Material supplied:
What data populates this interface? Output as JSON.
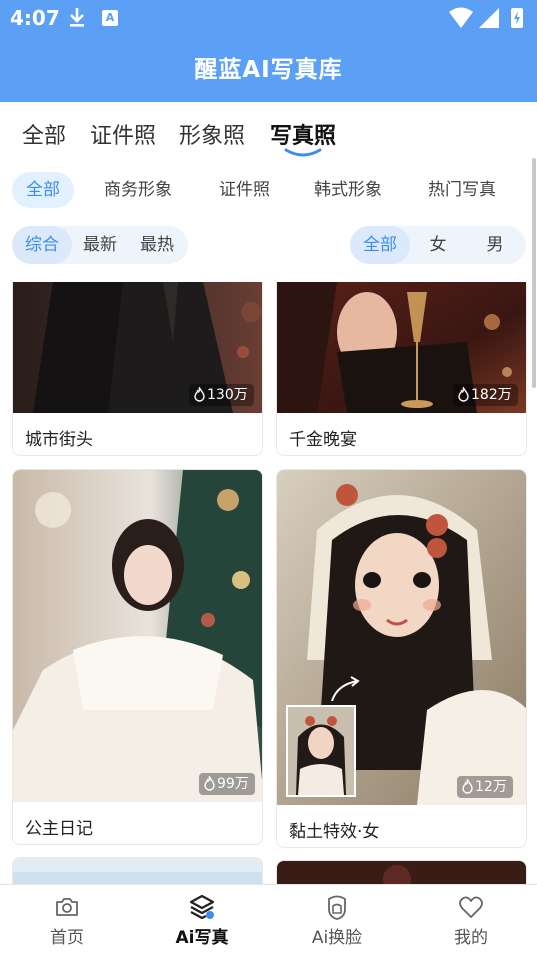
{
  "status_bar": {
    "time": "4:07"
  },
  "app": {
    "title": "醒蓝AI写真库"
  },
  "top_tabs": [
    {
      "label": "全部",
      "active": false
    },
    {
      "label": "证件照",
      "active": false
    },
    {
      "label": "形象照",
      "active": false
    },
    {
      "label": "写真照",
      "active": true
    }
  ],
  "categories": [
    {
      "label": "全部",
      "active": true
    },
    {
      "label": "商务形象",
      "active": false
    },
    {
      "label": "证件照",
      "active": false
    },
    {
      "label": "韩式形象",
      "active": false
    },
    {
      "label": "热门写真",
      "active": false
    }
  ],
  "sort_options": [
    {
      "label": "综合",
      "active": true
    },
    {
      "label": "最新",
      "active": false
    },
    {
      "label": "最热",
      "active": false
    }
  ],
  "gender_options": [
    {
      "label": "全部",
      "active": true
    },
    {
      "label": "女",
      "active": false
    },
    {
      "label": "男",
      "active": false
    }
  ],
  "cards": [
    {
      "title": "城市街头",
      "count": "130万"
    },
    {
      "title": "千金晚宴",
      "count": "182万"
    },
    {
      "title": "公主日记",
      "count": "99万"
    },
    {
      "title": "黏土特效·女",
      "count": "12万"
    }
  ],
  "bottom_nav": [
    {
      "label": "首页",
      "icon": "camera-icon",
      "active": false
    },
    {
      "label": "Ai写真",
      "icon": "layers-icon",
      "active": true
    },
    {
      "label": "Ai换脸",
      "icon": "face-shield-icon",
      "active": false
    },
    {
      "label": "我的",
      "icon": "heart-icon",
      "active": false
    }
  ],
  "colors": {
    "primary": "#5ca0f5",
    "accent": "#3b8ef0",
    "chip_bg": "#e3f0fd"
  }
}
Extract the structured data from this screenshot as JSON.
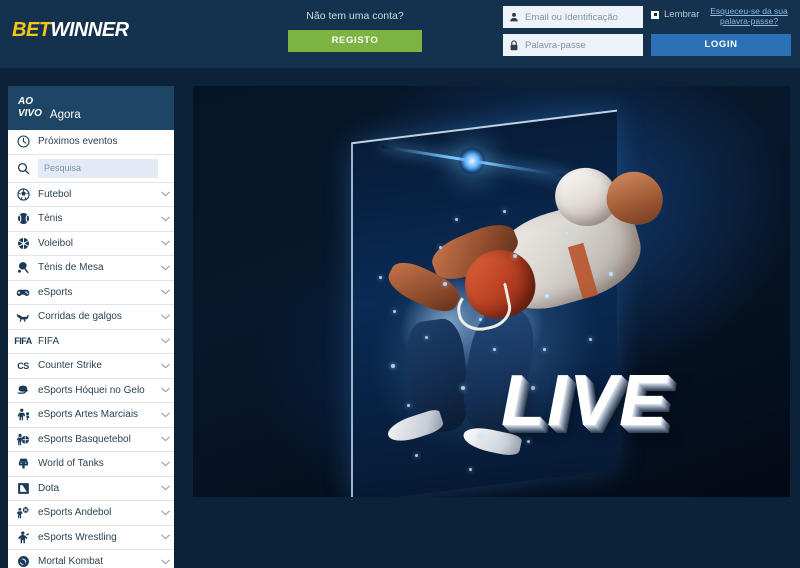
{
  "brand": {
    "logo_part1": "BET",
    "logo_part2": "WINNER",
    "color_accent": "#f5c518",
    "color_header": "#14314e",
    "color_register": "#7cb342",
    "color_login": "#2a72b5",
    "color_sidebar_header": "#1c4566",
    "color_page_bg": "#0c2238"
  },
  "header": {
    "no_account_text": "Não tem uma conta?",
    "register_label": "REGISTO",
    "email_placeholder": "Email ou Identificação",
    "email_value": "",
    "email_icon": "user-icon",
    "password_placeholder": "Palavra-passe",
    "password_value": "",
    "password_icon": "lock-icon",
    "remember_label": "Lembrar",
    "remember_checked": true,
    "forgot_link": "Esqueceu-se da sua palavra-passe?",
    "login_label": "LOGIN"
  },
  "sidebar": {
    "header_badge": "AO\nVIVO",
    "header_title": "Agora",
    "upcoming": {
      "label": "Próximos eventos",
      "icon": "clock-icon"
    },
    "search": {
      "placeholder": "Pesquisa",
      "value": "",
      "icon": "search-icon"
    },
    "items": [
      {
        "label": "Futebol",
        "icon": "soccer-ball-icon"
      },
      {
        "label": "Ténis",
        "icon": "tennis-ball-icon"
      },
      {
        "label": "Voleibol",
        "icon": "volleyball-icon"
      },
      {
        "label": "Ténis de Mesa",
        "icon": "table-tennis-icon"
      },
      {
        "label": "eSports",
        "icon": "gamepad-icon"
      },
      {
        "label": "Corridas de galgos",
        "icon": "greyhound-icon"
      },
      {
        "label": "FIFA",
        "icon": "fifa-icon"
      },
      {
        "label": "Counter Strike",
        "icon": "counter-strike-icon"
      },
      {
        "label": "eSports Hóquei no Gelo",
        "icon": "ice-hockey-icon"
      },
      {
        "label": "eSports Artes Marciais",
        "icon": "martial-arts-icon"
      },
      {
        "label": "eSports Basquetebol",
        "icon": "basketball-icon"
      },
      {
        "label": "World of Tanks",
        "icon": "tank-icon"
      },
      {
        "label": "Dota",
        "icon": "dota-icon"
      },
      {
        "label": "eSports Andebol",
        "icon": "handball-icon"
      },
      {
        "label": "eSports Wrestling",
        "icon": "wrestling-icon"
      },
      {
        "label": "Mortal Kombat",
        "icon": "mortal-kombat-icon"
      }
    ],
    "chevron_icon": "chevron-down-icon"
  },
  "hero": {
    "headline": "LIVE",
    "alt": "american-football-player-tv-banner"
  }
}
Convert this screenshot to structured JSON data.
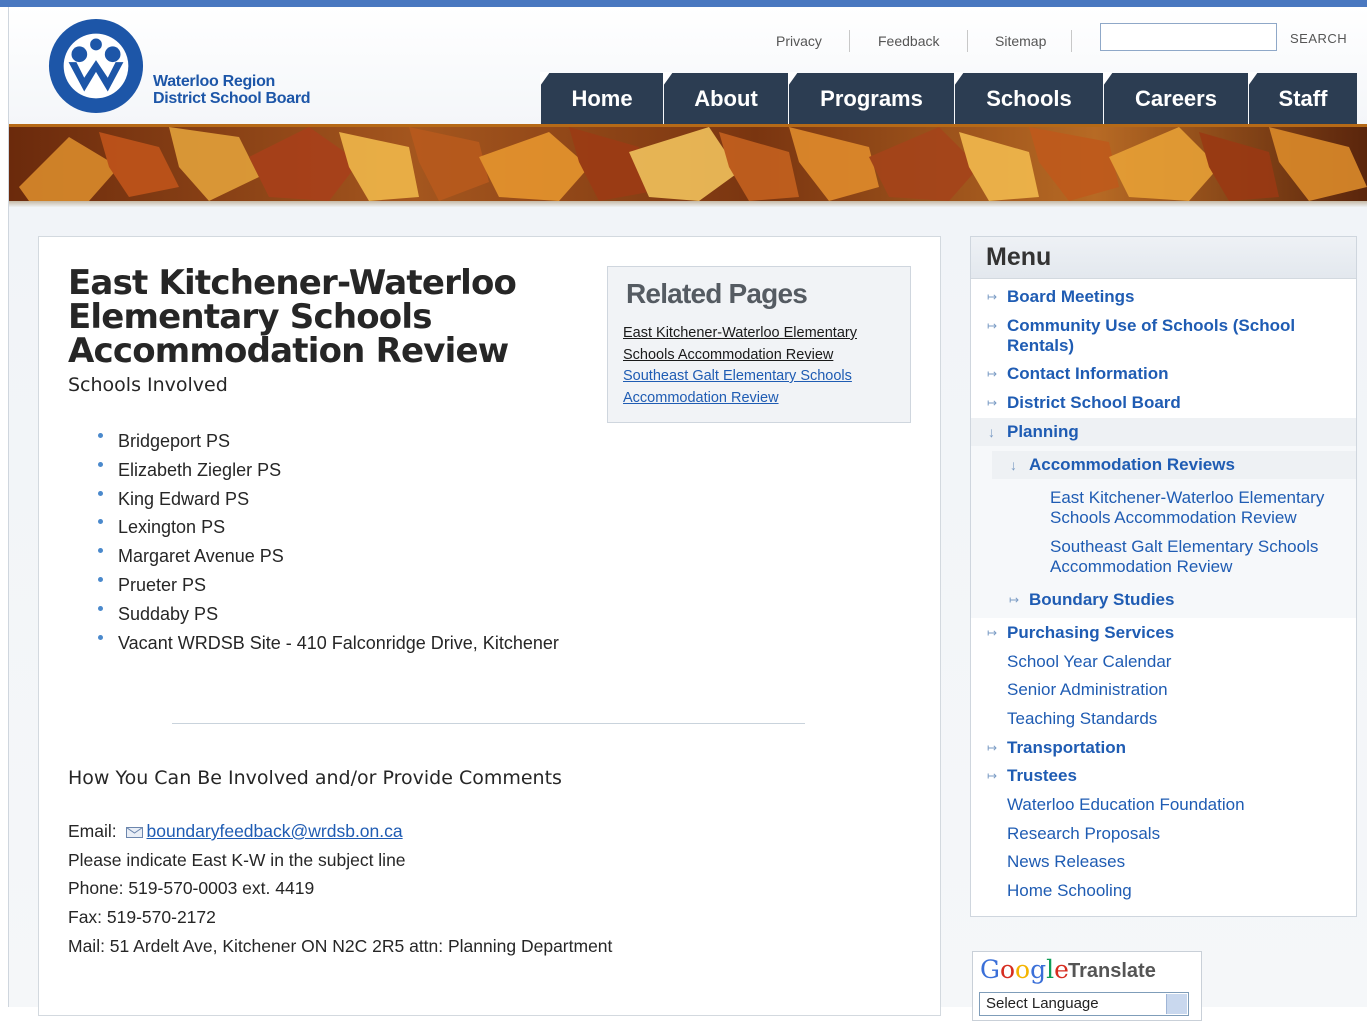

What you are asked to do: What is the number of lines containing "tennis"? Give that number only.

Answer for this exercise: 2